Reproduce the material exactly, omitting nothing.

-- Begin Data in this exercise --

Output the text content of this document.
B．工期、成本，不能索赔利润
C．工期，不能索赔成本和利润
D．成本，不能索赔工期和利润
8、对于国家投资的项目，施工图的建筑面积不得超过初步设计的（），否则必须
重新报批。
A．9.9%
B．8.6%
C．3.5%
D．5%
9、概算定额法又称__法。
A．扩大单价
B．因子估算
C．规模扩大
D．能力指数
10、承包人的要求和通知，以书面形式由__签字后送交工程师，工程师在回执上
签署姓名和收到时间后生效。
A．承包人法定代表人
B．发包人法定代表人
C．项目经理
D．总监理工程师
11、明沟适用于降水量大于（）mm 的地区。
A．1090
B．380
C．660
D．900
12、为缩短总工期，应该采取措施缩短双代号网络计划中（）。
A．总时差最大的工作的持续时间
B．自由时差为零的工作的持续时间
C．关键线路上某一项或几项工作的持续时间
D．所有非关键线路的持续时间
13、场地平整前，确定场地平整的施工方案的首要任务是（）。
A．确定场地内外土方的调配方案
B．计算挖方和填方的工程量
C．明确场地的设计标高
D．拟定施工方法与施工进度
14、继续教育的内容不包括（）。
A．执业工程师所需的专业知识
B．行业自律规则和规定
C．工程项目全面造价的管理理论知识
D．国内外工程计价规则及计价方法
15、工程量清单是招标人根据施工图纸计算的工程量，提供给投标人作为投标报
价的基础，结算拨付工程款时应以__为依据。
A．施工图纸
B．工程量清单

-- End Data in this exercise --

◆ The answer
Output the text content of this document.
B．工期、成本，不能索赔利润
C．工期，不能索赔成本和利润
D．成本，不能索赔工期和利润
8、对于国家投资的项目，施工图的建筑面积不得超过初步设计的（），否则必须
重新报批。
A．9.9%
B．8.6%
C．3.5%
D．5%
9、概算定额法又称__法。
A．扩大单价
B．因子估算
C．规模扩大
D．能力指数
10、承包人的要求和通知，以书面形式由__签字后送交工程师，工程师在回执上
签署姓名和收到时间后生效。
A．承包人法定代表人
B．发包人法定代表人
C．项目经理
D．总监理工程师
11、明沟适用于降水量大于（）mm 的地区。
A．1090
B．380
C．660
D．900
12、为缩短总工期，应该采取措施缩短双代号网络计划中（）。
A．总时差最大的工作的持续时间
B．自由时差为零的工作的持续时间
C．关键线路上某一项或几项工作的持续时间
D．所有非关键线路的持续时间
13、场地平整前，确定场地平整的施工方案的首要任务是（）。
A．确定场地内外土方的调配方案
B．计算挖方和填方的工程量
C．明确场地的设计标高
D．拟定施工方法与施工进度
14、继续教育的内容不包括（）。
A．执业工程师所需的专业知识
B．行业自律规则和规定
C．工程项目全面造价的管理理论知识
D．国内外工程计价规则及计价方法
15、工程量清单是招标人根据施工图纸计算的工程量，提供给投标人作为投标报
价的基础，结算拨付工程款时应以__为依据。
A．施工图纸
B．工程量清单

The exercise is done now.